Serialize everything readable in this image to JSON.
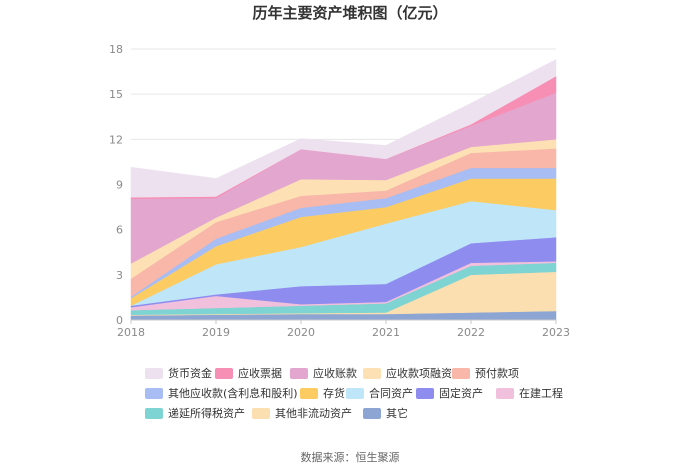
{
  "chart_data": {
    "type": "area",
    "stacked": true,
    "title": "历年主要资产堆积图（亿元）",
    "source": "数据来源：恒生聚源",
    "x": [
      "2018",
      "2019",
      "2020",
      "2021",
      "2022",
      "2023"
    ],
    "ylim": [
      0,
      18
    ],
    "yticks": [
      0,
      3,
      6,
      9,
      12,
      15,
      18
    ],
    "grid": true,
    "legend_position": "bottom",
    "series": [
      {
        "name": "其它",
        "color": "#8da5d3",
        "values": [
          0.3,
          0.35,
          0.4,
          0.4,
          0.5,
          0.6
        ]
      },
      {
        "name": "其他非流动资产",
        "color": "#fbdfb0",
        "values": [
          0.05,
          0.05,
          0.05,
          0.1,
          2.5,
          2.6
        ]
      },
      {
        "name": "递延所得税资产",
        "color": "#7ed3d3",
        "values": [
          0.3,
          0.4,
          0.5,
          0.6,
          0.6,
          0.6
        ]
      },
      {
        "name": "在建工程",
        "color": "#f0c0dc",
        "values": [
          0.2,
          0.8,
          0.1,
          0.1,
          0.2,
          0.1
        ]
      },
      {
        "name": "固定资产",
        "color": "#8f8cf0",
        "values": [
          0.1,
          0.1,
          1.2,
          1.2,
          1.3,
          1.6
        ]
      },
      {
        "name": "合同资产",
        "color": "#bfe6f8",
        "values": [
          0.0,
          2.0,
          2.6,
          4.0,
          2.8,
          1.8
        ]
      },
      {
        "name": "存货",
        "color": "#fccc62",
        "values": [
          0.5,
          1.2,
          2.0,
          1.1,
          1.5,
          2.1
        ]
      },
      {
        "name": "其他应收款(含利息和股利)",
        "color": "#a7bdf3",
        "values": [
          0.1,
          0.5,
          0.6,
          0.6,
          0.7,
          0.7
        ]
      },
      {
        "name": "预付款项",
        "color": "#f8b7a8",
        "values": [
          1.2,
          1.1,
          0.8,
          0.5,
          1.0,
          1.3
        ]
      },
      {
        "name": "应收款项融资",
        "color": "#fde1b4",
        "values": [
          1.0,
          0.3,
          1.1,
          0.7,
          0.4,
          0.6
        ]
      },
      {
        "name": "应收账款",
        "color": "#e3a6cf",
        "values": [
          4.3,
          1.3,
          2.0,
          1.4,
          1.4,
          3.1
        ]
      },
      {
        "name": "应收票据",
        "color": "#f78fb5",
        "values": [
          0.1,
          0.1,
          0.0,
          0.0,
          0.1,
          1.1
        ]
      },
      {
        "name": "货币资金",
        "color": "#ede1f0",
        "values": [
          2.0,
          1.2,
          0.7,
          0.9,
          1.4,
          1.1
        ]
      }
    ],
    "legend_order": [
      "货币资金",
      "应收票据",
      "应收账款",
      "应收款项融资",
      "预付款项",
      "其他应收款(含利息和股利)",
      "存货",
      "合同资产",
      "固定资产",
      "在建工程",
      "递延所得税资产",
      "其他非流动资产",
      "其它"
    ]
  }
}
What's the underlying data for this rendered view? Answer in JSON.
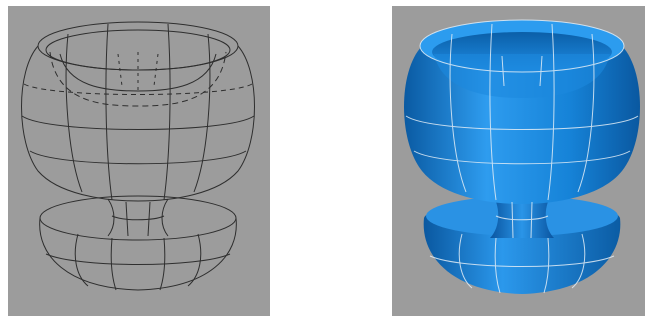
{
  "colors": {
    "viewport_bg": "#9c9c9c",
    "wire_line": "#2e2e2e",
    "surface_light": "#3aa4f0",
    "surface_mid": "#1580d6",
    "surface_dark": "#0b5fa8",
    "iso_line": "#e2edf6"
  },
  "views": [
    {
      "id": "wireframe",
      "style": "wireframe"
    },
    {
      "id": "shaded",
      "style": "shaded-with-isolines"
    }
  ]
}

----

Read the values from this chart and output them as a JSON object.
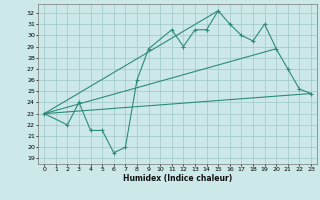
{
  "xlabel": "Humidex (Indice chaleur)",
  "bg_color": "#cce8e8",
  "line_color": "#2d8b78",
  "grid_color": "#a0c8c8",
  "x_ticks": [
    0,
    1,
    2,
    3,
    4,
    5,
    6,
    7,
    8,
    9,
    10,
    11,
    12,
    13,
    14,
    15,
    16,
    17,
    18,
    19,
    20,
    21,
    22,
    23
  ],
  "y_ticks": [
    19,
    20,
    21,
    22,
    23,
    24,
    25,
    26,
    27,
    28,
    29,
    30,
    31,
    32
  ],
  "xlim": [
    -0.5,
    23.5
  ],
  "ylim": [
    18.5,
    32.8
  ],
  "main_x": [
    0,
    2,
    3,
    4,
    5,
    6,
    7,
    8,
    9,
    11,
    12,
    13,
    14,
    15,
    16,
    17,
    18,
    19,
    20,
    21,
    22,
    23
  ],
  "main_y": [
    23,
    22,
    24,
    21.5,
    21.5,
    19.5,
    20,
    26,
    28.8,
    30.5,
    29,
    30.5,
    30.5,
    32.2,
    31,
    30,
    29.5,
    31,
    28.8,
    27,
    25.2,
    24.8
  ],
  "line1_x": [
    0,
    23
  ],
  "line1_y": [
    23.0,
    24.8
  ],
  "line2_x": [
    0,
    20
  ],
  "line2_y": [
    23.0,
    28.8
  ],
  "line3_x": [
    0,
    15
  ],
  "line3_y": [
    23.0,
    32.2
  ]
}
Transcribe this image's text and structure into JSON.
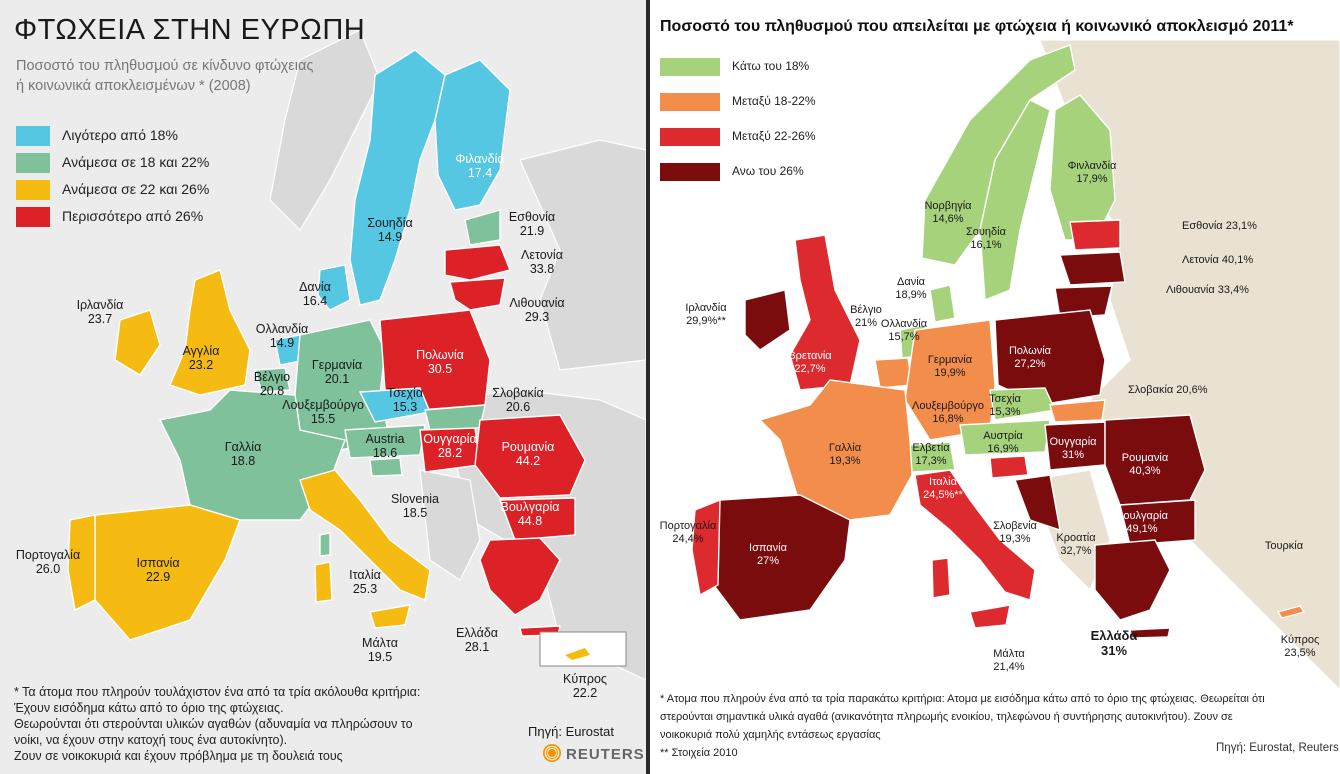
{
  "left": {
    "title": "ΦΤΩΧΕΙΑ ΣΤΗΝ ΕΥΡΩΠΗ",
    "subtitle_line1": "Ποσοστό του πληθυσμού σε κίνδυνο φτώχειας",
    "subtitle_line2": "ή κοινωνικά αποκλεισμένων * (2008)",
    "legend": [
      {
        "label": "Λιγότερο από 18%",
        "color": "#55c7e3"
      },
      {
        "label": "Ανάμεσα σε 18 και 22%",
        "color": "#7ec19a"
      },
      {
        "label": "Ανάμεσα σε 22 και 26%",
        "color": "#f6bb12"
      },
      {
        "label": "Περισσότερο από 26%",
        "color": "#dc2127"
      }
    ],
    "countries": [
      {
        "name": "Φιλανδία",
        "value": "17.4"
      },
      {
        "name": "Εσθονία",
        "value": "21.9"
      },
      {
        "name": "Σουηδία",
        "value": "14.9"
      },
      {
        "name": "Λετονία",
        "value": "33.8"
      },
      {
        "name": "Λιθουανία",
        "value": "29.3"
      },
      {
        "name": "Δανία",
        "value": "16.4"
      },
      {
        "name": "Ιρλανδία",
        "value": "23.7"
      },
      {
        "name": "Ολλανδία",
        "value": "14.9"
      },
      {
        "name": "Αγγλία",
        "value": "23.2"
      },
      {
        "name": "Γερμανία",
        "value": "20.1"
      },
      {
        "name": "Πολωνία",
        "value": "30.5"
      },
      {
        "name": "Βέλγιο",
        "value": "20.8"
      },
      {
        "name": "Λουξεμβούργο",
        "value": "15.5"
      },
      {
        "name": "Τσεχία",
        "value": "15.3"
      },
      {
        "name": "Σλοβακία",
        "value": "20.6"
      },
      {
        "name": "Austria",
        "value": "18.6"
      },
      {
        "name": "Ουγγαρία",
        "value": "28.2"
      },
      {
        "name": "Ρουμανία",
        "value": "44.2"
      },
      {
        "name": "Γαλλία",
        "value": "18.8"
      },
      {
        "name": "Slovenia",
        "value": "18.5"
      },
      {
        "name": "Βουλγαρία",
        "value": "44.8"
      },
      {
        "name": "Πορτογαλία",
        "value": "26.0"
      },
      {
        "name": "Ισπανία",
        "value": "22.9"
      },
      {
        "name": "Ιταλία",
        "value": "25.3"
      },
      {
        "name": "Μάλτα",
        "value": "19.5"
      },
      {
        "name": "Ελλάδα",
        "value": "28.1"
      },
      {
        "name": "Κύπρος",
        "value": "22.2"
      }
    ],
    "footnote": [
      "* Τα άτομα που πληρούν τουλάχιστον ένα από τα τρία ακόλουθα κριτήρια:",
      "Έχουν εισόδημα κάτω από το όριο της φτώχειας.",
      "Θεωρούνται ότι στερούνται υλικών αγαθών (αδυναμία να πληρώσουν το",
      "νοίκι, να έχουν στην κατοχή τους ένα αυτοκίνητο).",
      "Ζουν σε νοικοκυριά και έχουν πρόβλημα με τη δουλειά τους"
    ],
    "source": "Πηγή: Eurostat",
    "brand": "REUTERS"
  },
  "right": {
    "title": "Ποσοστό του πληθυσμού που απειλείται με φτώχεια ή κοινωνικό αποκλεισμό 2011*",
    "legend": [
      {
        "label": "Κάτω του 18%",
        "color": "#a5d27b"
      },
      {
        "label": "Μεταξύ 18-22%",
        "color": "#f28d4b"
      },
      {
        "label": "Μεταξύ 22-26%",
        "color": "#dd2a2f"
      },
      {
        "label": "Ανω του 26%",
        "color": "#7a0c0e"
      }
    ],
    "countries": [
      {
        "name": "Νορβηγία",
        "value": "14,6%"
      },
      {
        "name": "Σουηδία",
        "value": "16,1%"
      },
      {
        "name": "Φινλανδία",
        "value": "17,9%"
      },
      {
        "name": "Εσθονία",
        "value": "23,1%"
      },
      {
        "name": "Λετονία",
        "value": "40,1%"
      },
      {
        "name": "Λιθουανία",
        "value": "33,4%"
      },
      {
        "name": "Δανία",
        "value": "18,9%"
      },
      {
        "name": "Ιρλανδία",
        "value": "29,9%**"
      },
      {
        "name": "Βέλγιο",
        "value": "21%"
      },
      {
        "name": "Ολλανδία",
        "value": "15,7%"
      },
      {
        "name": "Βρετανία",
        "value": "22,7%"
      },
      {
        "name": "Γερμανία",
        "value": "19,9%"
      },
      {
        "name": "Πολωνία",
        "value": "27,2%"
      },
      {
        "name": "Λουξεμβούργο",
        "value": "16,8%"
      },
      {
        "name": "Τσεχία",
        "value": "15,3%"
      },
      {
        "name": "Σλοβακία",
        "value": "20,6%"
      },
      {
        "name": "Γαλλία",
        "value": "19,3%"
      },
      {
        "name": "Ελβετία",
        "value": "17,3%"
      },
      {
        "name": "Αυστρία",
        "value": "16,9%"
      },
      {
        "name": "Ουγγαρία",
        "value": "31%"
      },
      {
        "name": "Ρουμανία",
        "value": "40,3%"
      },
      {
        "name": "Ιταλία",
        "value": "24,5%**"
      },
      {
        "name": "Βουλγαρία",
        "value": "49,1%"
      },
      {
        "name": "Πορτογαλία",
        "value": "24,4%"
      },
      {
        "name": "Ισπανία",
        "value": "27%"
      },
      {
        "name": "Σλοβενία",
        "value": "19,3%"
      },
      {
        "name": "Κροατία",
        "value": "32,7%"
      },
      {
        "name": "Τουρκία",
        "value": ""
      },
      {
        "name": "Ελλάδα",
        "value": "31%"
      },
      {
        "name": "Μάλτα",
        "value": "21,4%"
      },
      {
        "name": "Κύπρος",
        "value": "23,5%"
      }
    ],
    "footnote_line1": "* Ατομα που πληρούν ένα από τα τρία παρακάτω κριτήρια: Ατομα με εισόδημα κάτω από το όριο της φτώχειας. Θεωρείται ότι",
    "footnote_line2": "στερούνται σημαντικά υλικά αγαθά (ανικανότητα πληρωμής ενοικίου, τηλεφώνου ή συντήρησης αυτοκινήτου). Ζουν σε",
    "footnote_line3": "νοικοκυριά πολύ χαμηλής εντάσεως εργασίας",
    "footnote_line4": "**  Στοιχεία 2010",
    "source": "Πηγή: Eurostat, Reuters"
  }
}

----

> [Stated exercise]: List all lines from the entries that include the word "φτώχειας".

> [Full response]:
    "subtitle_line1": "Ποσοστό του πληθυσμού σε κίνδυνο φτώχειας",
      "Έχουν εισόδημα κάτω από το όριο της φτώχειας.",
    "footnote_line1": "* Ατομα που πληρούν ένα από τα τρία παρακάτω κριτήρια: Ατομα με εισόδημα κάτω από το όριο της φτώχειας. Θεωρείται ότι",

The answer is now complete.